## WHAT IS EXPECTED
Exactly reproduce the line containing "What does this" together with every line after it, through the end of the entries, and give nothing more.

## INFORMATION SHOWN

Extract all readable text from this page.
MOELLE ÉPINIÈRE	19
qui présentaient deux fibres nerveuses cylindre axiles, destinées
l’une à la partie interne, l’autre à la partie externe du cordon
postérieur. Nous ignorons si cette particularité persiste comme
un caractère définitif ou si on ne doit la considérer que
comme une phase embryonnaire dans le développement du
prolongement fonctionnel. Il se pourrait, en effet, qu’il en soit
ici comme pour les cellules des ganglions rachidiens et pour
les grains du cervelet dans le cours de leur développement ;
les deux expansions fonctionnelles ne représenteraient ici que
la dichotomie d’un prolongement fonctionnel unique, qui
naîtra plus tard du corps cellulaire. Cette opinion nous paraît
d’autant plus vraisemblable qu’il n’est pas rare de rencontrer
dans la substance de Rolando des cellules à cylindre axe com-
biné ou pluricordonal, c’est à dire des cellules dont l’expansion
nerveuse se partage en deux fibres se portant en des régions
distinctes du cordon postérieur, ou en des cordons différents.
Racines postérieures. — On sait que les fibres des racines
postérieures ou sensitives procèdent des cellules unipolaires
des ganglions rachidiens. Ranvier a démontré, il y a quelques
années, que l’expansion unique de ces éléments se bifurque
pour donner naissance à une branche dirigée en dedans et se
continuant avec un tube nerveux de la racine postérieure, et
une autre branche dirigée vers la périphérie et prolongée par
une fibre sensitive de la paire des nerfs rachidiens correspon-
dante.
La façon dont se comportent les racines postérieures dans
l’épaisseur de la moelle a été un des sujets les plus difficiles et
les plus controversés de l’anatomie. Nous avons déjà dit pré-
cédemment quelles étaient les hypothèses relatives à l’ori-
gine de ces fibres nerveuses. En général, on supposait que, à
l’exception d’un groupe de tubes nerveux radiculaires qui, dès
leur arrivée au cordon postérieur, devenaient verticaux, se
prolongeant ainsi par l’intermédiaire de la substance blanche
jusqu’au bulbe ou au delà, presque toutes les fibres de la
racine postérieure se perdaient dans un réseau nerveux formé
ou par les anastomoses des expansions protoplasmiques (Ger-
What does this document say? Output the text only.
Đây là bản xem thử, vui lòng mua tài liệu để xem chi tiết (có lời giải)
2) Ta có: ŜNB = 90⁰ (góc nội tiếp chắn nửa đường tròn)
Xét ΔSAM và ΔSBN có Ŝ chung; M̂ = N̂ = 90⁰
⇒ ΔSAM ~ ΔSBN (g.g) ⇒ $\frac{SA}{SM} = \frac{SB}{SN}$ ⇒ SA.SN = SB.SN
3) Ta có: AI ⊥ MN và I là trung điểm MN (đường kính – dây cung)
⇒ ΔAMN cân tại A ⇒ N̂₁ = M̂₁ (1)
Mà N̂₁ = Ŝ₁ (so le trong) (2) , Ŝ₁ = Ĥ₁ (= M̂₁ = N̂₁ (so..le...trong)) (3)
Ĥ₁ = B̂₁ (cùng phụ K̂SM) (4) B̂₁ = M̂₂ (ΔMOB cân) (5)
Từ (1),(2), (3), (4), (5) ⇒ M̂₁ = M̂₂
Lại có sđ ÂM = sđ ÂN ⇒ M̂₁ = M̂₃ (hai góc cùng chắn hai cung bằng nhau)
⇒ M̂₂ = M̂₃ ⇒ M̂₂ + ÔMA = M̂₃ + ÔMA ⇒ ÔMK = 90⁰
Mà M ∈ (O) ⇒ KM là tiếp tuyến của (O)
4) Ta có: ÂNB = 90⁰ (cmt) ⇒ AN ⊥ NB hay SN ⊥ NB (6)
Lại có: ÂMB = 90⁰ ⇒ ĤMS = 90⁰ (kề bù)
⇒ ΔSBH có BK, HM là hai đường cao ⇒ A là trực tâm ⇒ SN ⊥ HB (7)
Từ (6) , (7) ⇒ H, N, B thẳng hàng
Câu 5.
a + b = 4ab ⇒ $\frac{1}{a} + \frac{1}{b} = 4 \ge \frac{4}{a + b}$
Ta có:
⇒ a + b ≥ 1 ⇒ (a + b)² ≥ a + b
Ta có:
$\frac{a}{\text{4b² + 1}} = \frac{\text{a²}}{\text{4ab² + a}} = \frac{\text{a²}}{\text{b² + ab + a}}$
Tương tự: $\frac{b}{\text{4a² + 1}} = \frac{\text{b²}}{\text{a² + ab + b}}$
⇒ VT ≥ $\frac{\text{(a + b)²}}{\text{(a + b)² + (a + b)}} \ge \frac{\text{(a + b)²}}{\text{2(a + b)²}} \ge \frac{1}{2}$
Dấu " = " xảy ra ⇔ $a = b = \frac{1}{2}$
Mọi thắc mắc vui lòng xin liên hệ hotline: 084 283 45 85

## IN RESPONSE
What does this document say? Output the text only.
Đây là bản xem thử, vui lòng mua tài liệu để xem chi tiết (có lời giải)
2) Ta có: ŜNB = 90⁰ (góc nội tiếp chắn nửa đường tròn)
Xét ΔSAM và ΔSBN có Ŝ chung; M̂ = N̂ = 90⁰
⇒ ΔSAM ~ ΔSBN (g.g) ⇒ $\frac{SA}{SM} = \frac{SB}{SN}$ ⇒ SA.SN = SB.SN
3) Ta có: AI ⊥ MN và I là trung điểm MN (đường kính – dây cung)
⇒ ΔAMN cân tại A ⇒ N̂₁ = M̂₁ (1)
Mà N̂₁ = Ŝ₁ (so le trong) (2) , Ŝ₁ = Ĥ₁ (= M̂₁ = N̂₁ (so..le...trong)) (3)
Ĥ₁ = B̂₁ (cùng phụ K̂SM) (4) B̂₁ = M̂₂ (ΔMOB cân) (5)
Từ (1),(2), (3), (4), (5) ⇒ M̂₁ = M̂₂
Lại có sđ ÂM = sđ ÂN ⇒ M̂₁ = M̂₃ (hai góc cùng chắn hai cung bằng nhau)
⇒ M̂₂ = M̂₃ ⇒ M̂₂ + ÔMA = M̂₃ + ÔMA ⇒ ÔMK = 90⁰
Mà M ∈ (O) ⇒ KM là tiếp tuyến của (O)
4) Ta có: ÂNB = 90⁰ (cmt) ⇒ AN ⊥ NB hay SN ⊥ NB (6)
Lại có: ÂMB = 90⁰ ⇒ ĤMS = 90⁰ (kề bù)
⇒ ΔSBH có BK, HM là hai đường cao ⇒ A là trực tâm ⇒ SN ⊥ HB (7)
Từ (6) , (7) ⇒ H, N, B thẳng hàng
Câu 5.
a + b = 4ab ⇒ $\frac{1}{a} + \frac{1}{b} = 4 \ge \frac{4}{a + b}$
Ta có:
⇒ a + b ≥ 1 ⇒ (a + b)² ≥ a + b
Ta có:
$\frac{a}{\text{4b² + 1}} = \frac{\text{a²}}{\text{4ab² + a}} = \frac{\text{a²}}{\text{b² + ab + a}}$
Tương tự: $\frac{b}{\text{4a² + 1}} = \frac{\text{b²}}{\text{a² + ab + b}}$
⇒ VT ≥ $\frac{\text{(a + b)²}}{\text{(a + b)² + (a + b)}} \ge \frac{\text{(a + b)²}}{\text{2(a + b)²}} \ge \frac{1}{2}$
Dấu " = " xảy ra ⇔ $a = b = \frac{1}{2}$
Mọi thắc mắc vui lòng xin liên hệ hotline: 084 283 45 85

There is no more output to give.